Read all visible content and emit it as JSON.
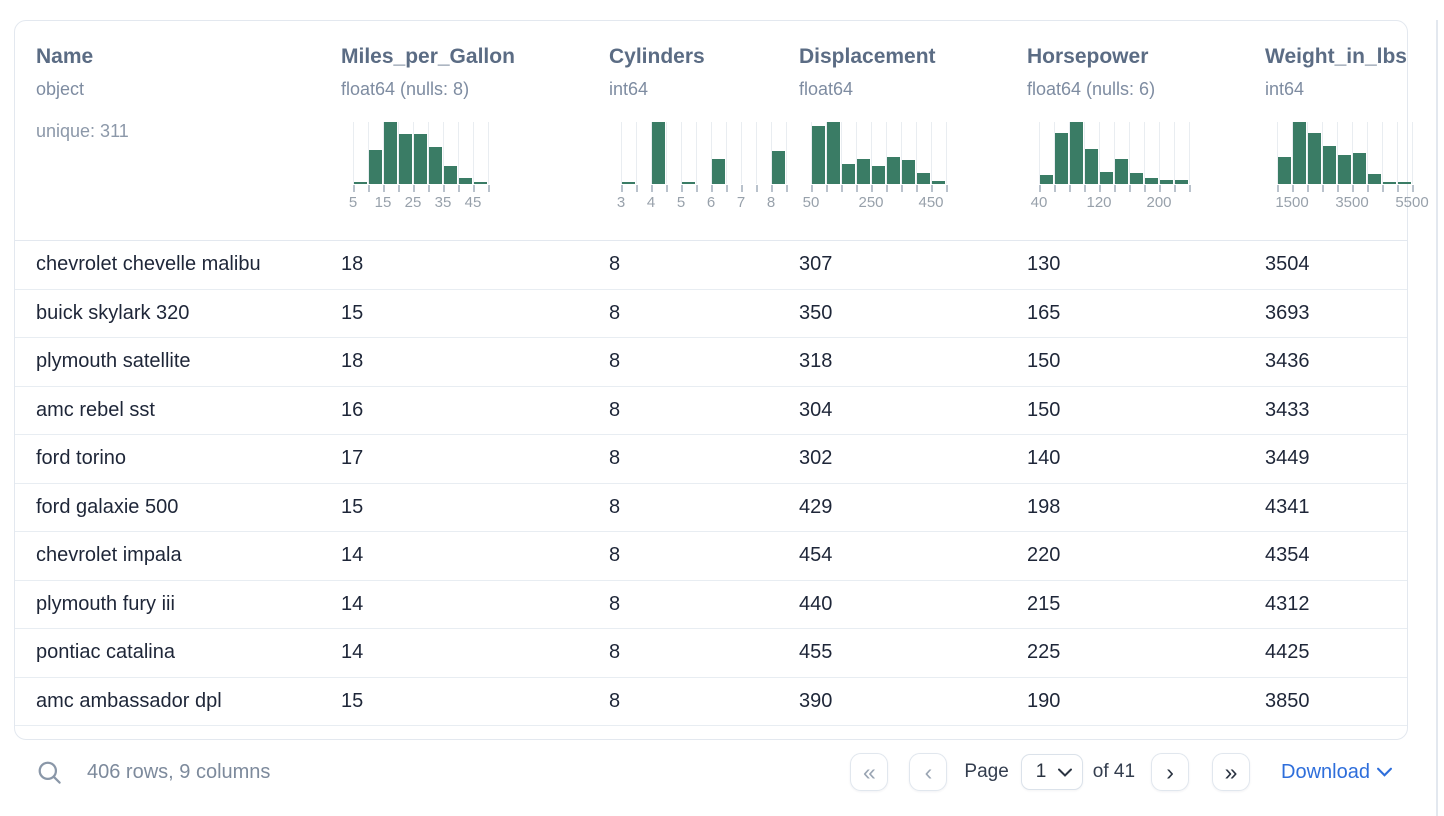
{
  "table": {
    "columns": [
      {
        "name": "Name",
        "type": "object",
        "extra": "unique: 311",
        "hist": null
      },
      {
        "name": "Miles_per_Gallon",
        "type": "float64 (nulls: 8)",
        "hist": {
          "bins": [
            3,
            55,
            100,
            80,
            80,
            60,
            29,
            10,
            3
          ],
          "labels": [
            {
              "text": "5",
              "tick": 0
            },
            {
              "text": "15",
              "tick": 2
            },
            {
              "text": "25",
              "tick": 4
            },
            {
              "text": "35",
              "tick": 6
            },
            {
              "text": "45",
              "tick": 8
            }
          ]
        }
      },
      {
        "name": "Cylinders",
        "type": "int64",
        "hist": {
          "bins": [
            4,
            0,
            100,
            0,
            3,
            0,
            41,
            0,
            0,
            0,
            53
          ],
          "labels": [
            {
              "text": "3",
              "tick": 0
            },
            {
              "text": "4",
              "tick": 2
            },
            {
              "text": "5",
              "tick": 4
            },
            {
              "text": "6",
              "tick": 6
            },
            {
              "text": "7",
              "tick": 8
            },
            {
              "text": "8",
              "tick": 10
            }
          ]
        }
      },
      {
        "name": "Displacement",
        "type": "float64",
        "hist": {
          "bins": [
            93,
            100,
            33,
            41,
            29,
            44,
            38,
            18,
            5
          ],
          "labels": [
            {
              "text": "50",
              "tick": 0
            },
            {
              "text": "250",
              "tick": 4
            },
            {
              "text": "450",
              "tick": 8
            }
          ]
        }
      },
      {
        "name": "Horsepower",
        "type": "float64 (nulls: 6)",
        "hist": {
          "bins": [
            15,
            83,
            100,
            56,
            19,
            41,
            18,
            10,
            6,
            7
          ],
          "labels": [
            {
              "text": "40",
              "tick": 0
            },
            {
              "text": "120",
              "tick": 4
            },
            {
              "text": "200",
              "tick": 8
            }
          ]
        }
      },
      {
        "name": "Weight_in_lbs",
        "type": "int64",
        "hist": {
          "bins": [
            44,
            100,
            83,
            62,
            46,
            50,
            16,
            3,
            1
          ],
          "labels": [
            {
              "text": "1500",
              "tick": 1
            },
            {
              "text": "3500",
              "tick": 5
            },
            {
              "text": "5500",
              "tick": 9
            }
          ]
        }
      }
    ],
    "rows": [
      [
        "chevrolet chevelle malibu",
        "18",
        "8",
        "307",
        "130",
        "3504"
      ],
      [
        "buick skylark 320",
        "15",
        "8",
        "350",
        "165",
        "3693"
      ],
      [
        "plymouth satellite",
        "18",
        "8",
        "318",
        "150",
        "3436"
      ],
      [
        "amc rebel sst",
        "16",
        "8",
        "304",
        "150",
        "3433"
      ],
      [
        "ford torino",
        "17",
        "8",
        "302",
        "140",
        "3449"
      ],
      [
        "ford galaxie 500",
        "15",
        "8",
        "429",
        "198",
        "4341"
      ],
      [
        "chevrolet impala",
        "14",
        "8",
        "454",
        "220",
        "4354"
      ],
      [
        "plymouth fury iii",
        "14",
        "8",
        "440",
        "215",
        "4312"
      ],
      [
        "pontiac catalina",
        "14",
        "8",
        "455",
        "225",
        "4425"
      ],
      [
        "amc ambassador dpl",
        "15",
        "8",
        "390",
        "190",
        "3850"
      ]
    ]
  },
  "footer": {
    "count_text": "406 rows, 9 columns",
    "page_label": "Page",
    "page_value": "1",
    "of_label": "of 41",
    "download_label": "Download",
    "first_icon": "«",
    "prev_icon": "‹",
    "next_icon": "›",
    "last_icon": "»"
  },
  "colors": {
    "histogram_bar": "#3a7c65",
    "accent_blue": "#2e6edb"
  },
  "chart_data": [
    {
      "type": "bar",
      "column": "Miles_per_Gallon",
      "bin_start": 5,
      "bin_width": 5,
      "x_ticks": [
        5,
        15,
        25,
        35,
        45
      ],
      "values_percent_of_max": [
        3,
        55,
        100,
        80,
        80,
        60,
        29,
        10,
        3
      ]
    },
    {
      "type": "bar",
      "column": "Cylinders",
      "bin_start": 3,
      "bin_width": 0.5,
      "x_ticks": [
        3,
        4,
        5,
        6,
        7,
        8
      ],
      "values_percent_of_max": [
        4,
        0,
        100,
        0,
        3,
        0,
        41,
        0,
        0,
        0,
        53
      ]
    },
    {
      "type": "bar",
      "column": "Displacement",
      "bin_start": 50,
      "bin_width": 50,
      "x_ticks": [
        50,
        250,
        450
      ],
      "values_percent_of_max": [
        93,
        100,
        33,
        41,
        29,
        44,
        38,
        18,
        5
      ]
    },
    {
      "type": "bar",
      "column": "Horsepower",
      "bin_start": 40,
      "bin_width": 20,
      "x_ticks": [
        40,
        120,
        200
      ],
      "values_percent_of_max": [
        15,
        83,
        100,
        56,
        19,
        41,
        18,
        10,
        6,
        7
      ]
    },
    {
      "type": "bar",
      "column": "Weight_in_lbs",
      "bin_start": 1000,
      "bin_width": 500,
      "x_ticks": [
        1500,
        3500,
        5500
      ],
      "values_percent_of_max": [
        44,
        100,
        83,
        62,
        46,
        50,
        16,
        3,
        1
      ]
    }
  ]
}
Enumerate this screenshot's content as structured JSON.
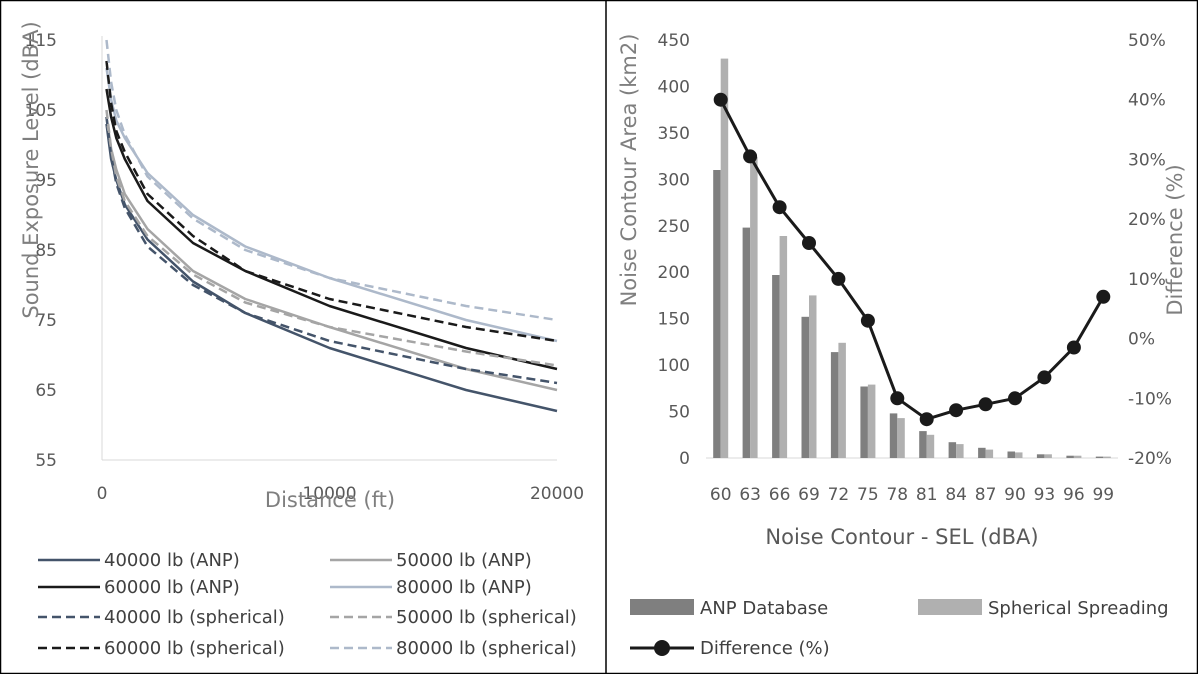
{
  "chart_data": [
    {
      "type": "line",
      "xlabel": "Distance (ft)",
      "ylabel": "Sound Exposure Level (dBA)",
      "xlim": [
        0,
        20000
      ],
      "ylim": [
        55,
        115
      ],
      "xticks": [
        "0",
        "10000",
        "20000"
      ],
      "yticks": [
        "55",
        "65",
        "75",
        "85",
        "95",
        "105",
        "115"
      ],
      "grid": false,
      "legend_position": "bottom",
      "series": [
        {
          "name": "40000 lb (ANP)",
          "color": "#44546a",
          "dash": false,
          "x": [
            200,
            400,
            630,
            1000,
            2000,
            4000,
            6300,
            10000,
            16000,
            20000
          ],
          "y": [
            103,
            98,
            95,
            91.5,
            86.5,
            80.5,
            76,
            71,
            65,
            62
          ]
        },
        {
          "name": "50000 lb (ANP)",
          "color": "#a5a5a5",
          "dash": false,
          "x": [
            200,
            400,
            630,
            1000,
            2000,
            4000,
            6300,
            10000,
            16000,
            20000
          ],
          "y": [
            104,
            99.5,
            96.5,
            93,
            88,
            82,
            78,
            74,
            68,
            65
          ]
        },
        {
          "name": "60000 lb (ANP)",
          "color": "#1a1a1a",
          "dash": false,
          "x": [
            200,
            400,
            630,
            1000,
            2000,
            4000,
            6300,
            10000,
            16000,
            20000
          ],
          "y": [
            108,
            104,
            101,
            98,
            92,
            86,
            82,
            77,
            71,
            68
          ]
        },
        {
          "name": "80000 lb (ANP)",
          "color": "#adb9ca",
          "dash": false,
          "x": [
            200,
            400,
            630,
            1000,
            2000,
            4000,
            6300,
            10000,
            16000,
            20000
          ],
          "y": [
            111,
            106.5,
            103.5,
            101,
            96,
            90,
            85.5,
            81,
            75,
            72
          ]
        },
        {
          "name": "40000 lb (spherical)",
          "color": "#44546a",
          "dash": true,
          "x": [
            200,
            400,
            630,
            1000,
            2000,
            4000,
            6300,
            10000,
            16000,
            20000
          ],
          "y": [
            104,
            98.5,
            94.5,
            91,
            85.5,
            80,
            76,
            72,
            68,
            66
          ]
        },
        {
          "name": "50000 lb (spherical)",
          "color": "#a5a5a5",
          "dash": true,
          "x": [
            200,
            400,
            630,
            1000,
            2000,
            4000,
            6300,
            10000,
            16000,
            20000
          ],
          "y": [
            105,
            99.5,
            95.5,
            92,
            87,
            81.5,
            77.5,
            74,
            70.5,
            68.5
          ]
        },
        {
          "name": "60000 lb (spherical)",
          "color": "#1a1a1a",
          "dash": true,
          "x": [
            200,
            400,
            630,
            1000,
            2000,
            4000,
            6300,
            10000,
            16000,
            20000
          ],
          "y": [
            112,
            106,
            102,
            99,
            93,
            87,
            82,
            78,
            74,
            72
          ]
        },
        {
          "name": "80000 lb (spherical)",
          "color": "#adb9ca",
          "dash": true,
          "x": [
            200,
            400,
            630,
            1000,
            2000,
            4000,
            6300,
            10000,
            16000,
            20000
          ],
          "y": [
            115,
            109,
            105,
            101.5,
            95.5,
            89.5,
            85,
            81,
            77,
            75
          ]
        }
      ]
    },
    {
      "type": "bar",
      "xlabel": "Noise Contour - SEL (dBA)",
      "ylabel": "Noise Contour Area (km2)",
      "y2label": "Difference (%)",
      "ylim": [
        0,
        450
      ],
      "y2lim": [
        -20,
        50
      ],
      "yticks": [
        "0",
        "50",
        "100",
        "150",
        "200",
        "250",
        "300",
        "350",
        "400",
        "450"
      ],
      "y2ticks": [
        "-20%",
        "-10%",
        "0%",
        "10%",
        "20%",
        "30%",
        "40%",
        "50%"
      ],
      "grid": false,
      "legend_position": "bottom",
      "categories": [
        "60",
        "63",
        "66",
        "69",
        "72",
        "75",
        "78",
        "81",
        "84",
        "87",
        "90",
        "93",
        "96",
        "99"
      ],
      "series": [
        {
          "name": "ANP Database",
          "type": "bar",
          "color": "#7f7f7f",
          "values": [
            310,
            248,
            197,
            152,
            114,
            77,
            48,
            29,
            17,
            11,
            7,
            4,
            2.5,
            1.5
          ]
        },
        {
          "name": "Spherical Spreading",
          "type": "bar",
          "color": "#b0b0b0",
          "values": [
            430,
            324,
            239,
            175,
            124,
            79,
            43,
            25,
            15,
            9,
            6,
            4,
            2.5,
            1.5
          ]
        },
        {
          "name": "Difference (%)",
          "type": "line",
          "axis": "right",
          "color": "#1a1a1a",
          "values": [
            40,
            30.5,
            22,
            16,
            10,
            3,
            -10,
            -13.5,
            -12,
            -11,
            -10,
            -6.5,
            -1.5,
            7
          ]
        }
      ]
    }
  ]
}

****************************************

**What the task asks:**
Show all lines in the entries above where the word "Horsepower" appears.

**Exercise output:**
        "name": "Horsepower",
      "column": "Horsepower",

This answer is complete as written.